In the hydrolysis report, what DT50 was found at pH 4?

━━━━━ SOURCE ━━━━━

Semi-quantification was performed by means of an external calibration curve. Due to the lack of reference substances the sample IPDI allophanat was diluted to different concentration levels between 0 and 5 mg/L. The obtained samples were derivatised with dibutylamine, too.
Transformation products:
no
Remarks:
Transformation products were screened but could not be identified.
Details on hydrolysis and appearance of transformation product(s):
In tests with 1 % modifyer (ACN) and a starting concentration of 2 mg/L no signals at all could be detected. This was found although the starting concentration of 2 mg/L was not that low and the analytical instrumentation used (UPLC with high resolution mass spectroscopy)
pH:
4
Temp.:
23 °C
DT50:
ca. 4 h
Type:
(pseudo-)first order (= half-life)
Remarks on result:
other: The degradation of three main components was monitored: C28H46N4O3, C29H48N4O5 and C36H54N6O6
pH:
7
Temp.:
23 °C
DT50:
ca. 2 h
Type:
(pseudo-)first order (= half-life)
Remarks on result:
other: The degradation of three main components was monitored: C28H46N4O3, C29H48N4O5 and C36H54N6O6
pH:
9
Temp.:
23 °C
DT50:
ca. 2 h
Type:
(pseudo-)first order (= half-life)
Remarks on result:
other: The degradation of three main components was monitored: C28H46N4O3, C29H48N4O5 and C36H54N6O6
Other kinetic parameters:
No kinetic parameters were calculated. The half life was estimated using the degradation curves yielding a half-life of about 2 hours.
Validity criteria fulfilled:
no
Remarks:
Due to the rapid hydrolysis and the difficult behavour of the substance in water the reproducibility between replicates is higher than foreseen in the guideline. Nevertheless, a trend can clearly be seen and an estimation of the half-life can be given
Conclusions:
Three main components of the substance yielded in half-lives of about two hours at 23 °C. No degradation products could be found although a sensitive UPLC-HRMS method has been used. It is therefore assumed that oligomeric and polymeric ureas are the hydrolysis products.

━━━━━ RECORDED INFORMATION ━━━━━

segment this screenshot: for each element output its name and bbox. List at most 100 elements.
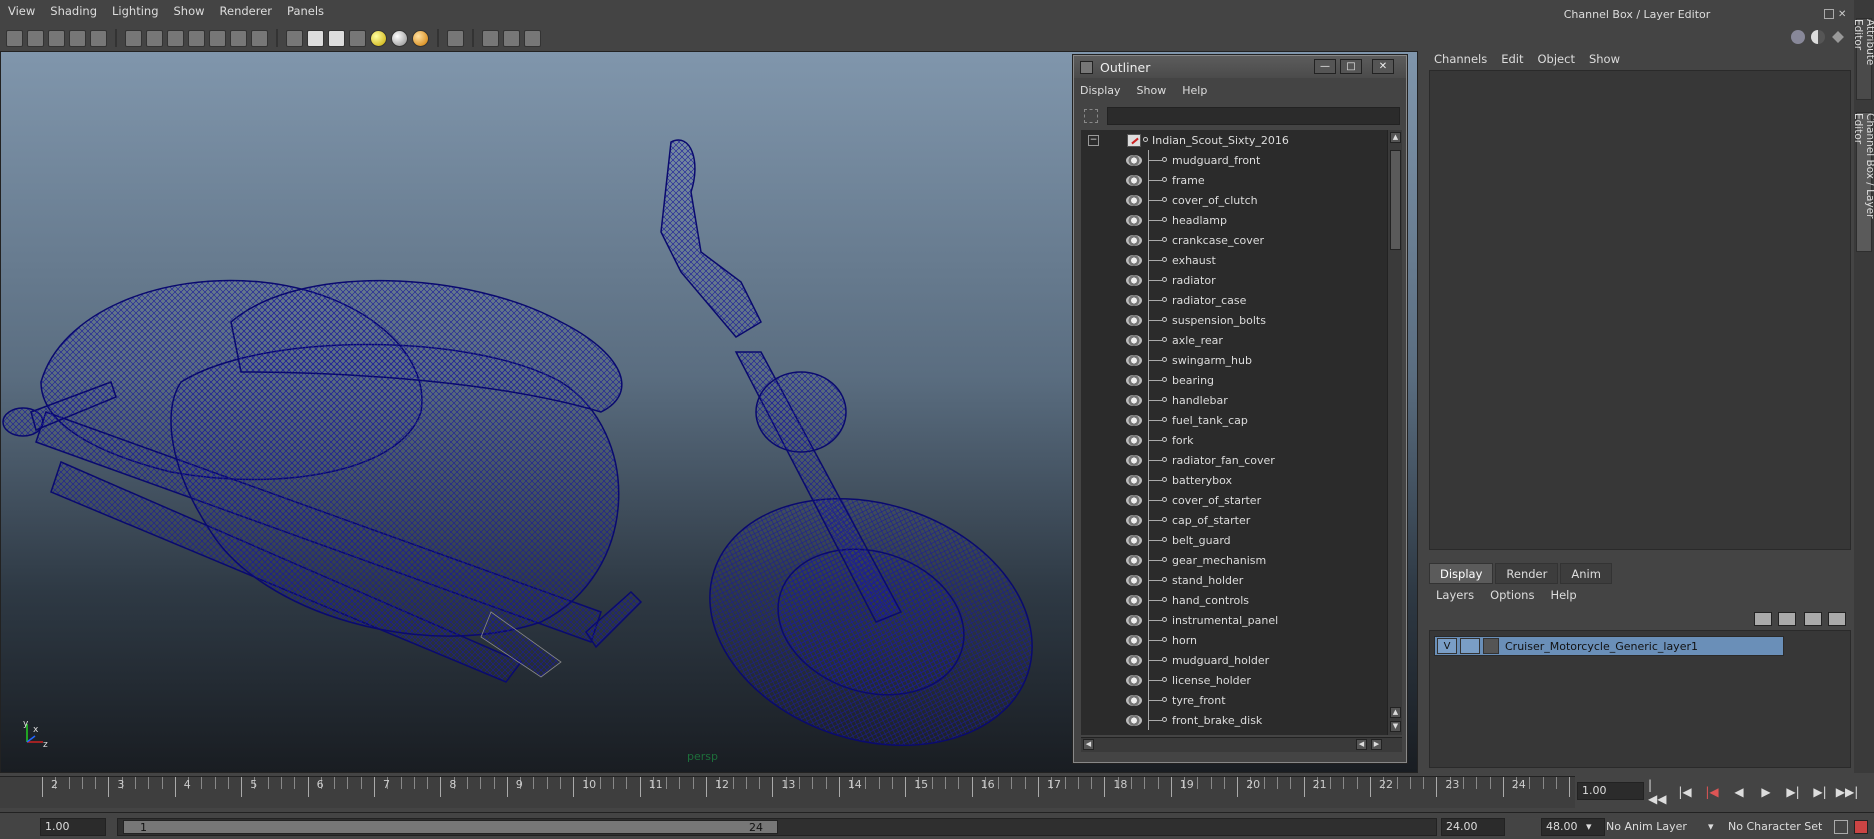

━━━━━

= WRITTEN ANSWER =
About 4 hours (ca. 4 h) at 23 °C.